- _GIVEN EXERCISE_
Will you transcribe the entries that follow, exactly and in full?

- _Dataset listings of figures_

***

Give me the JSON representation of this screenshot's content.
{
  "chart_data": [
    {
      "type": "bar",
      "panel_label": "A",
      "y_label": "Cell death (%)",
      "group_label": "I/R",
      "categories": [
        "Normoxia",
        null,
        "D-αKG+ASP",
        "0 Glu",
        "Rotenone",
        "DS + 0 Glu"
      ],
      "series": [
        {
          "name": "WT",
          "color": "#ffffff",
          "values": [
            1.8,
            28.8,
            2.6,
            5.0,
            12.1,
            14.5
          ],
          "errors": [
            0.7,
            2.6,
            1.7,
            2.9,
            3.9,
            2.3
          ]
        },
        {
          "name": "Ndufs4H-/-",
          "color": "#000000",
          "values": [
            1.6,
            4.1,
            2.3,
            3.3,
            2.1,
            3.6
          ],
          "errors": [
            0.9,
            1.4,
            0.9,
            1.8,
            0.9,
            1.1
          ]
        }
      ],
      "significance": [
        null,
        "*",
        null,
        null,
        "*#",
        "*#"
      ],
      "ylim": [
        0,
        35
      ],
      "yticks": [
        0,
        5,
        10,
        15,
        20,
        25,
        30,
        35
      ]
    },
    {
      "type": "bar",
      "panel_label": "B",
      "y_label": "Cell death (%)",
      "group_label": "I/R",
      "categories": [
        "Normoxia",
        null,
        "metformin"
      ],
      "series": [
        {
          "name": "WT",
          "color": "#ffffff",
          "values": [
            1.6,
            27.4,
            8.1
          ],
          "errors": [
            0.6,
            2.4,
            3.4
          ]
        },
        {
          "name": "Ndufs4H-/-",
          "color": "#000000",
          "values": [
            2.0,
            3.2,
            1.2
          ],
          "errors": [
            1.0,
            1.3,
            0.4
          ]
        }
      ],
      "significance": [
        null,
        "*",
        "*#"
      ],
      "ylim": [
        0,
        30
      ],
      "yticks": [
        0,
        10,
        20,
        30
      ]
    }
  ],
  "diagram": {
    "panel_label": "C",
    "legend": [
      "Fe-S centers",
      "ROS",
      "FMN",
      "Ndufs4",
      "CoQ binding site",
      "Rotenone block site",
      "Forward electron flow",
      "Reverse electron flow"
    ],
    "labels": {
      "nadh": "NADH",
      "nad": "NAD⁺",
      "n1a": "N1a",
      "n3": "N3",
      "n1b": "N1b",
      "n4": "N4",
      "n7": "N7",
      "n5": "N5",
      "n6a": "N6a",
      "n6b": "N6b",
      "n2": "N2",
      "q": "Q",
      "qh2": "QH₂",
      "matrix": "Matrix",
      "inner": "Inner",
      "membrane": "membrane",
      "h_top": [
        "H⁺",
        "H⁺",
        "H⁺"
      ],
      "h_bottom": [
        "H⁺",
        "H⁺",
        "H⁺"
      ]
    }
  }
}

***

- _ANSWER TO THIS TASK_
Give me the JSON representation of this screenshot's content.
{
  "chart_data": [
    {
      "type": "bar",
      "panel_label": "A",
      "y_label": "Cell death (%)",
      "group_label": "I/R",
      "categories": [
        "Normoxia",
        null,
        "D-αKG+ASP",
        "0 Glu",
        "Rotenone",
        "DS + 0 Glu"
      ],
      "series": [
        {
          "name": "WT",
          "color": "#ffffff",
          "values": [
            1.8,
            28.8,
            2.6,
            5.0,
            12.1,
            14.5
          ],
          "errors": [
            0.7,
            2.6,
            1.7,
            2.9,
            3.9,
            2.3
          ]
        },
        {
          "name": "Ndufs4H-/-",
          "color": "#000000",
          "values": [
            1.6,
            4.1,
            2.3,
            3.3,
            2.1,
            3.6
          ],
          "errors": [
            0.9,
            1.4,
            0.9,
            1.8,
            0.9,
            1.1
          ]
        }
      ],
      "significance": [
        null,
        "*",
        null,
        null,
        "*#",
        "*#"
      ],
      "ylim": [
        0,
        35
      ],
      "yticks": [
        0,
        5,
        10,
        15,
        20,
        25,
        30,
        35
      ]
    },
    {
      "type": "bar",
      "panel_label": "B",
      "y_label": "Cell death (%)",
      "group_label": "I/R",
      "categories": [
        "Normoxia",
        null,
        "metformin"
      ],
      "series": [
        {
          "name": "WT",
          "color": "#ffffff",
          "values": [
            1.6,
            27.4,
            8.1
          ],
          "errors": [
            0.6,
            2.4,
            3.4
          ]
        },
        {
          "name": "Ndufs4H-/-",
          "color": "#000000",
          "values": [
            2.0,
            3.2,
            1.2
          ],
          "errors": [
            1.0,
            1.3,
            0.4
          ]
        }
      ],
      "significance": [
        null,
        "*",
        "*#"
      ],
      "ylim": [
        0,
        30
      ],
      "yticks": [
        0,
        10,
        20,
        30
      ]
    }
  ],
  "diagram": {
    "panel_label": "C",
    "legend": [
      "Fe-S centers",
      "ROS",
      "FMN",
      "Ndufs4",
      "CoQ binding site",
      "Rotenone block site",
      "Forward electron flow",
      "Reverse electron flow"
    ],
    "labels": {
      "nadh": "NADH",
      "nad": "NAD⁺",
      "n1a": "N1a",
      "n3": "N3",
      "n1b": "N1b",
      "n4": "N4",
      "n7": "N7",
      "n5": "N5",
      "n6a": "N6a",
      "n6b": "N6b",
      "n2": "N2",
      "q": "Q",
      "qh2": "QH₂",
      "matrix": "Matrix",
      "inner": "Inner",
      "membrane": "membrane",
      "h_top": [
        "H⁺",
        "H⁺",
        "H⁺"
      ],
      "h_bottom": [
        "H⁺",
        "H⁺",
        "H⁺"
      ]
    }
  }
}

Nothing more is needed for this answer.